### Exercise objective
Scan the following material for the string "Tenaga" and copy each line in which it appears.

### Dataset
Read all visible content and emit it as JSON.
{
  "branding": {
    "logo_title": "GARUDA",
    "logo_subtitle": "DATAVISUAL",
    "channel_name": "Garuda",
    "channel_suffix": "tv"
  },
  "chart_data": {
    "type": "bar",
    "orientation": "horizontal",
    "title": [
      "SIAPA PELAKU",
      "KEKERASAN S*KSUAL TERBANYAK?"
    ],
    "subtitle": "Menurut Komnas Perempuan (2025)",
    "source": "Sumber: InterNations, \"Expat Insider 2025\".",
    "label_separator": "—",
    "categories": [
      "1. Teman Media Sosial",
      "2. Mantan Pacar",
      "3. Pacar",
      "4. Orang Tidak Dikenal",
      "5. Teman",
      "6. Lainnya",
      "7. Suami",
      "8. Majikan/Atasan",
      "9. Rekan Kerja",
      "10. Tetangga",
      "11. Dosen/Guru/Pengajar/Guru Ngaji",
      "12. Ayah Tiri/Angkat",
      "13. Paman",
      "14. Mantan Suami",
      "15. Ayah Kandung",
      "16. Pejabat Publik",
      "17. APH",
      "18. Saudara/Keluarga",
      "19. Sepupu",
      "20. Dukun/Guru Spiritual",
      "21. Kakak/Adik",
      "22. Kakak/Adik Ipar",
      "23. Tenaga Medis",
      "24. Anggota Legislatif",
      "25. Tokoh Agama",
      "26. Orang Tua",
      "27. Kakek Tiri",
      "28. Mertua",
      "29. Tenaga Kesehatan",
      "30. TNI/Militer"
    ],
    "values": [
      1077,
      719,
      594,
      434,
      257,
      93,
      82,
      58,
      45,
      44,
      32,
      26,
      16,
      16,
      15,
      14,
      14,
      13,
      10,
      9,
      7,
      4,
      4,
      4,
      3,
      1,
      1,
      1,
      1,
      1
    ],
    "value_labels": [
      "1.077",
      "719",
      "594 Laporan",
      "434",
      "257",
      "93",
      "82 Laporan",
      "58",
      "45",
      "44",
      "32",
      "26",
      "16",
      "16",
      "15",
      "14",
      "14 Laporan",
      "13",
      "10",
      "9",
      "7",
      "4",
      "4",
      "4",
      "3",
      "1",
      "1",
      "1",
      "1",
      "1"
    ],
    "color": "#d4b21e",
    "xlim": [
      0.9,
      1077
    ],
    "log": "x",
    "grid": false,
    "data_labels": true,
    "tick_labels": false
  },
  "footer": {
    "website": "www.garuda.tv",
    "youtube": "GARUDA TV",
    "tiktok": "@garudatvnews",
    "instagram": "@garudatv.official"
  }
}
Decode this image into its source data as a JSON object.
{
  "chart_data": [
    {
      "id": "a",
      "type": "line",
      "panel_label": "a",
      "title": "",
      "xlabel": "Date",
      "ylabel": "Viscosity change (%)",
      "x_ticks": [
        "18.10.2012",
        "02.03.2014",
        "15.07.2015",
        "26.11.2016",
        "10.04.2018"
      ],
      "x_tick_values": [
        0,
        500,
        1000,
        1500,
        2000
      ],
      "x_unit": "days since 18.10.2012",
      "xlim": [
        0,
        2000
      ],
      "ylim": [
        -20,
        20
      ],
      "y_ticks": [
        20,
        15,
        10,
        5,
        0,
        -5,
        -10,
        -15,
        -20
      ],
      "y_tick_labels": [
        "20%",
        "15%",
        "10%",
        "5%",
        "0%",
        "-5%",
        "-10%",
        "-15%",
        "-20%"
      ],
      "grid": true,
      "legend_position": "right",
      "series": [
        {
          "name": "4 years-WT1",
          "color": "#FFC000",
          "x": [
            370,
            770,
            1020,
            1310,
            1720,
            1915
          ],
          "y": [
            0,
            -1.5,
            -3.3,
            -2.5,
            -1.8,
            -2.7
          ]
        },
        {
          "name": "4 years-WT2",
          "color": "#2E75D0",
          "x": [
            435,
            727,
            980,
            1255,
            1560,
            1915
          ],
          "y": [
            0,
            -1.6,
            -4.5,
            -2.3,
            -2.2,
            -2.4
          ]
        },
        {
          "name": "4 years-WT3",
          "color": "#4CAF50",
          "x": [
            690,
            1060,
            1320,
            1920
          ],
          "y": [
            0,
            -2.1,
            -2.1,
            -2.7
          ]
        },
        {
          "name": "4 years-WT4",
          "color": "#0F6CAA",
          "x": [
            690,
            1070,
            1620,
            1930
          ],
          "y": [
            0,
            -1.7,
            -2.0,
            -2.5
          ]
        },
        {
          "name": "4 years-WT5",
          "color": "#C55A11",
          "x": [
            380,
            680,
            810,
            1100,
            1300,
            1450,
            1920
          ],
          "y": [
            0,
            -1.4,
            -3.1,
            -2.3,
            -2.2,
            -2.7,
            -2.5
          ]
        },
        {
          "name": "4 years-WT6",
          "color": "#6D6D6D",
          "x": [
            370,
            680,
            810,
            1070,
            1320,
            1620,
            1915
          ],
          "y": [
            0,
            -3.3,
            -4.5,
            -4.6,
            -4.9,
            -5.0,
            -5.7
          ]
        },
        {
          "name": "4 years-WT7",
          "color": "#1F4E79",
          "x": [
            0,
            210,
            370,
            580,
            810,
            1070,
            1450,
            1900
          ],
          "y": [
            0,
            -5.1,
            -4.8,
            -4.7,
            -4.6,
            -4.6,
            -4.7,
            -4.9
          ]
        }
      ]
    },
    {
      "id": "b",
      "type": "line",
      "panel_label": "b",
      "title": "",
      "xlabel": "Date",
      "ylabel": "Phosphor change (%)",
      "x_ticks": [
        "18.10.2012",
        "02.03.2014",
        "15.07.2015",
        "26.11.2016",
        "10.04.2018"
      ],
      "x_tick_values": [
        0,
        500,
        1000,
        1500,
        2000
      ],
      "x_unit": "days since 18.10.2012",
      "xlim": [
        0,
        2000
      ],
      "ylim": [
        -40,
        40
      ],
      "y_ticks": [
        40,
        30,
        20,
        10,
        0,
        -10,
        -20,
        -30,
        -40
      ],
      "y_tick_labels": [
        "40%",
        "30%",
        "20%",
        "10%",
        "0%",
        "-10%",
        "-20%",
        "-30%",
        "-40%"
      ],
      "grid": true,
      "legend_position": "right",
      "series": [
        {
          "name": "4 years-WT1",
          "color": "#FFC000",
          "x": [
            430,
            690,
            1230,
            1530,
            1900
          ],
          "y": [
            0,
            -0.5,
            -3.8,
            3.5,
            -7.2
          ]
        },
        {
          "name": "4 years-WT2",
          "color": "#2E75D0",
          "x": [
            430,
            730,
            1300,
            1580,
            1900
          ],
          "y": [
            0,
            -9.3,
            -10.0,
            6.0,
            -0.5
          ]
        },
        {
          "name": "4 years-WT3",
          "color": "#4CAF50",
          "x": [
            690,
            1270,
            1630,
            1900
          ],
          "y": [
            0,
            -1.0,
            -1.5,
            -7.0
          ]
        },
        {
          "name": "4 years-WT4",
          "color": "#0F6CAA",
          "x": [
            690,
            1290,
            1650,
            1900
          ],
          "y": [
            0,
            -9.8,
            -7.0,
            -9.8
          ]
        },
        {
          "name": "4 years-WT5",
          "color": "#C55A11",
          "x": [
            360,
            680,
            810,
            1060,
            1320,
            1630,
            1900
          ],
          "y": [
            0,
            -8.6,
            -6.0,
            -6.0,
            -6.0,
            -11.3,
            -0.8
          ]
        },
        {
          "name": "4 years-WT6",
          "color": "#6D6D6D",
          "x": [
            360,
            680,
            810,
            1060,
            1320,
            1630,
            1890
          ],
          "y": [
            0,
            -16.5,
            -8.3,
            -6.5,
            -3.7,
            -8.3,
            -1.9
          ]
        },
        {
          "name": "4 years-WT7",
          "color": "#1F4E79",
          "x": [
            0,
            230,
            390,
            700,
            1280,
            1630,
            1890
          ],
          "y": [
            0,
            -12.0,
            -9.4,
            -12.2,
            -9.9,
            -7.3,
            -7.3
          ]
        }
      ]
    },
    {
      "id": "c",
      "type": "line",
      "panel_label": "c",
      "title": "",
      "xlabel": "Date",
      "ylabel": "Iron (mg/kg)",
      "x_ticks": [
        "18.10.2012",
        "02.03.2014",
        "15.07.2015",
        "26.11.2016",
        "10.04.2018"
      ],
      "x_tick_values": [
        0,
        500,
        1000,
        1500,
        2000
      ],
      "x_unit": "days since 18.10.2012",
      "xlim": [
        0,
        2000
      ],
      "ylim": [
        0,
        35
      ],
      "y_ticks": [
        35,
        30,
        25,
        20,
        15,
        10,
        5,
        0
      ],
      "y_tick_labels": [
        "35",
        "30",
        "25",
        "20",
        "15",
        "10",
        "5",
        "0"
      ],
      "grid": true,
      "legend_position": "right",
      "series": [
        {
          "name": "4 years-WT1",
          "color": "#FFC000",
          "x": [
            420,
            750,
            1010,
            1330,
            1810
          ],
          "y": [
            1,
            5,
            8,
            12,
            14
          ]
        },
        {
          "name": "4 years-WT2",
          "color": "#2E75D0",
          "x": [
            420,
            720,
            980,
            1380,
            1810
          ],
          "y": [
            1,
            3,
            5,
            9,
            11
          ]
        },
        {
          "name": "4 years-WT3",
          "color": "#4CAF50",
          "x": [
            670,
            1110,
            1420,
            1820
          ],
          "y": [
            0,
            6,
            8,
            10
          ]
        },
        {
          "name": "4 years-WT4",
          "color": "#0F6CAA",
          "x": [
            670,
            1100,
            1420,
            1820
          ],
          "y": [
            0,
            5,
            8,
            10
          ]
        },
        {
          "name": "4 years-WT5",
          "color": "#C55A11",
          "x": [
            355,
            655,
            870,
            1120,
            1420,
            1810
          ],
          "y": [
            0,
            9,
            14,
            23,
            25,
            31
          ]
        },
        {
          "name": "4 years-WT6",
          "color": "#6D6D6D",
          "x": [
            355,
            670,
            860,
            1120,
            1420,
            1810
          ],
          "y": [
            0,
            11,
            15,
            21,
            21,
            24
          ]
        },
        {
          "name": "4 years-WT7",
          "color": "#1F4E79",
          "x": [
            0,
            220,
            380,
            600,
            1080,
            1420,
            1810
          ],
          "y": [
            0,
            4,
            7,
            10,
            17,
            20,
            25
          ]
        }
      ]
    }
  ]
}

### Written response
      "23. Tenaga Medis",
      "29. Tenaga Kesehatan",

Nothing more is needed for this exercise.